— begin Provided data —

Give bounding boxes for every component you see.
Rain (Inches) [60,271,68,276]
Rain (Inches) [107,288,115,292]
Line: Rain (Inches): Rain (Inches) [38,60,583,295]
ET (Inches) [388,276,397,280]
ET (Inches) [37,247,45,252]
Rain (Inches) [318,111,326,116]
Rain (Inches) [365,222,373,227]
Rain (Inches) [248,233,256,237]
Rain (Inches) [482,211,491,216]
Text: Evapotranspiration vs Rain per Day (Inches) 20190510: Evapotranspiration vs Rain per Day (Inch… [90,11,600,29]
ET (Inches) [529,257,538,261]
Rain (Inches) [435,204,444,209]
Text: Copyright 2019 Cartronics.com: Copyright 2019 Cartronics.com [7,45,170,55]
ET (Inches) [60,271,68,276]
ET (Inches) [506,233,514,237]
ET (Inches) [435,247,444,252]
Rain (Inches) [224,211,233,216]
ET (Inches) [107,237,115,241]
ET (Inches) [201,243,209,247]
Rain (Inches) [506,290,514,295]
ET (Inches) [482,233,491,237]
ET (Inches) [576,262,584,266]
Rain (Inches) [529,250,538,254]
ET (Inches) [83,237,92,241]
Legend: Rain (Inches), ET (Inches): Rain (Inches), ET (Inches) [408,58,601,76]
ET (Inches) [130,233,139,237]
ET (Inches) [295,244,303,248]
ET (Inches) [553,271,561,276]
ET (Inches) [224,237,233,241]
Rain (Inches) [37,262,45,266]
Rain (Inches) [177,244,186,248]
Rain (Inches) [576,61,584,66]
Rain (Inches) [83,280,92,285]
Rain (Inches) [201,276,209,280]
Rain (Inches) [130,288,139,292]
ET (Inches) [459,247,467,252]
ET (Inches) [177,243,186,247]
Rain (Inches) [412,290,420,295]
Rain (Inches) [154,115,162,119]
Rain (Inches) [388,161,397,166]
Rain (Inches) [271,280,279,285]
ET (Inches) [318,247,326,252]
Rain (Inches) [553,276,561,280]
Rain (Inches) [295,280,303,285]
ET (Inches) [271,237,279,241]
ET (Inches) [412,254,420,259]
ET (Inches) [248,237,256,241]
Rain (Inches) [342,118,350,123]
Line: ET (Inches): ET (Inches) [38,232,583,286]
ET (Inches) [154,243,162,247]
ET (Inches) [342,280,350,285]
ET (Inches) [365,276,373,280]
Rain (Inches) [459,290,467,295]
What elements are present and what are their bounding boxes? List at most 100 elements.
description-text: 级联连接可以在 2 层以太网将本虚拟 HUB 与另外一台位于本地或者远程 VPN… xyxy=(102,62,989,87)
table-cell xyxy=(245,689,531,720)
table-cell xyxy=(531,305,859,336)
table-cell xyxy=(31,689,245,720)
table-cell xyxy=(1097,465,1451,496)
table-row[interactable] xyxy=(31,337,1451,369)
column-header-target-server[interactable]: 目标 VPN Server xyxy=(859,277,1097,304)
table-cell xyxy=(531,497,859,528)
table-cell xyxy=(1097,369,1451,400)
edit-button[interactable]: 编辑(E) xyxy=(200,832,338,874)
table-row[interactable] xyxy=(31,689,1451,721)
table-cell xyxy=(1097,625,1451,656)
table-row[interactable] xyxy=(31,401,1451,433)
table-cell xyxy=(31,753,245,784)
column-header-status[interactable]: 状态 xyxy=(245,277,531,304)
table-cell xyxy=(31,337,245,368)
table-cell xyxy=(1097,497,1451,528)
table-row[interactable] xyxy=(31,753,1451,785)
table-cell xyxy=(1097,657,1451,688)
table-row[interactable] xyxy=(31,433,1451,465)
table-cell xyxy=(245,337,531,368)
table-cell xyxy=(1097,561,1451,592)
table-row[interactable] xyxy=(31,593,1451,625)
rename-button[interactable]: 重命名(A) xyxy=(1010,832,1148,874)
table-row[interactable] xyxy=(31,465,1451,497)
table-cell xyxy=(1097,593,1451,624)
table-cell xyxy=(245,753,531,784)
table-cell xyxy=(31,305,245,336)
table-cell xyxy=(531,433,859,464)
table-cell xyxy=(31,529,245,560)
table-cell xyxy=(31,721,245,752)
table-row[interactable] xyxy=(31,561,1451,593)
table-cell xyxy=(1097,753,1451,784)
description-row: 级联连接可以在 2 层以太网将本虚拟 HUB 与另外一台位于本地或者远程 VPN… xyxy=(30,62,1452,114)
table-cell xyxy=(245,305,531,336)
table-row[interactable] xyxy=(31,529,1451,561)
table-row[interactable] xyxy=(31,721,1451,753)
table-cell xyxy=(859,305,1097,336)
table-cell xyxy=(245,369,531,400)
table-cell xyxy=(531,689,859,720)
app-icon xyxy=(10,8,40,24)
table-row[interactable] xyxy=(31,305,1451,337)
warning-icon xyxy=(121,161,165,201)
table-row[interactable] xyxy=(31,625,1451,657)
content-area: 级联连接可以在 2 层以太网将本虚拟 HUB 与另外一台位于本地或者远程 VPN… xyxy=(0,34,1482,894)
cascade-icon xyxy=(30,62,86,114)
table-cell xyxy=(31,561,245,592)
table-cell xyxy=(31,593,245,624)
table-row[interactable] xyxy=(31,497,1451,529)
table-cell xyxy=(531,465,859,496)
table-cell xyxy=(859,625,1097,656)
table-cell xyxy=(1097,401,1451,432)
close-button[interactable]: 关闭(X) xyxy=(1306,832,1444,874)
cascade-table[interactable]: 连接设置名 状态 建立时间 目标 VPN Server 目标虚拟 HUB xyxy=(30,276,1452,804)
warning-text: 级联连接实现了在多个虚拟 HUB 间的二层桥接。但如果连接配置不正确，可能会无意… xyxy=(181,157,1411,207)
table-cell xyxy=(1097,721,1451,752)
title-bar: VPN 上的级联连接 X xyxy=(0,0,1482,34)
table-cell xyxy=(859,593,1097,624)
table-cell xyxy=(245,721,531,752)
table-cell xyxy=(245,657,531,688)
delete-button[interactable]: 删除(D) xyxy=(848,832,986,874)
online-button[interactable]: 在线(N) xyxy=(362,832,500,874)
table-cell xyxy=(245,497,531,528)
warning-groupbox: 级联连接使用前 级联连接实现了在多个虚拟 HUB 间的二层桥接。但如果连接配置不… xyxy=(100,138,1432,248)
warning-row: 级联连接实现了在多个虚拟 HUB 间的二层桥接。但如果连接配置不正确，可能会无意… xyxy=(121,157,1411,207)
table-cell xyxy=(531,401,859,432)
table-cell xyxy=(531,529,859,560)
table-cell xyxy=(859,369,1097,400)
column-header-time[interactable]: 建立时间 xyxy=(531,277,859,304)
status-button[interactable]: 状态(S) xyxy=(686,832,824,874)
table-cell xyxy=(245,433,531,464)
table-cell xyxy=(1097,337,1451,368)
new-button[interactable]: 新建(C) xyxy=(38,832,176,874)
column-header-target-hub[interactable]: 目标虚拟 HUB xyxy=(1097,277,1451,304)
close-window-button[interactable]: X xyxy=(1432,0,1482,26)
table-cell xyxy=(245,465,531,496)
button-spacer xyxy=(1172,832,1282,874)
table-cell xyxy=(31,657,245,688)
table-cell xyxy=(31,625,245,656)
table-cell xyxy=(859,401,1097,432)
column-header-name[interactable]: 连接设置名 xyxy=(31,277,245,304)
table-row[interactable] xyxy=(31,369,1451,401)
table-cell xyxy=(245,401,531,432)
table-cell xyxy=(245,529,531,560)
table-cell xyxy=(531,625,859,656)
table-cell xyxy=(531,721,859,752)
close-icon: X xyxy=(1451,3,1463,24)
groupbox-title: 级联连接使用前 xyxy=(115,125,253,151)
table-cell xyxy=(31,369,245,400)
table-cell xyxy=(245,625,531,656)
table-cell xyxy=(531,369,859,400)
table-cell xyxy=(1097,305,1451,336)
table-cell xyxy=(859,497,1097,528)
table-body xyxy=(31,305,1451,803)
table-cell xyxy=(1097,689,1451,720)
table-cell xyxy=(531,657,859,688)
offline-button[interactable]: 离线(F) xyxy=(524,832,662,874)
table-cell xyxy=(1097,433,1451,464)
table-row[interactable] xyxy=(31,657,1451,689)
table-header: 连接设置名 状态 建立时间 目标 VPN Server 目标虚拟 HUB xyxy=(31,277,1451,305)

— end Provided data —

### Written task:
Copy the listing above exactly, starting at its first line and ending with the line that contains "Rain (Inches) [435,204,444,209]".

### Solution for this task:
Give bounding boxes for every component you see.
Rain (Inches) [60,271,68,276]
Rain (Inches) [107,288,115,292]
Line: Rain (Inches): Rain (Inches) [38,60,583,295]
ET (Inches) [388,276,397,280]
ET (Inches) [37,247,45,252]
Rain (Inches) [318,111,326,116]
Rain (Inches) [365,222,373,227]
Rain (Inches) [248,233,256,237]
Rain (Inches) [482,211,491,216]
Text: Evapotranspiration vs Rain per Day (Inches) 20190510: Evapotranspiration vs Rain per Day (Inch… [90,11,600,29]
ET (Inches) [529,257,538,261]
Rain (Inches) [435,204,444,209]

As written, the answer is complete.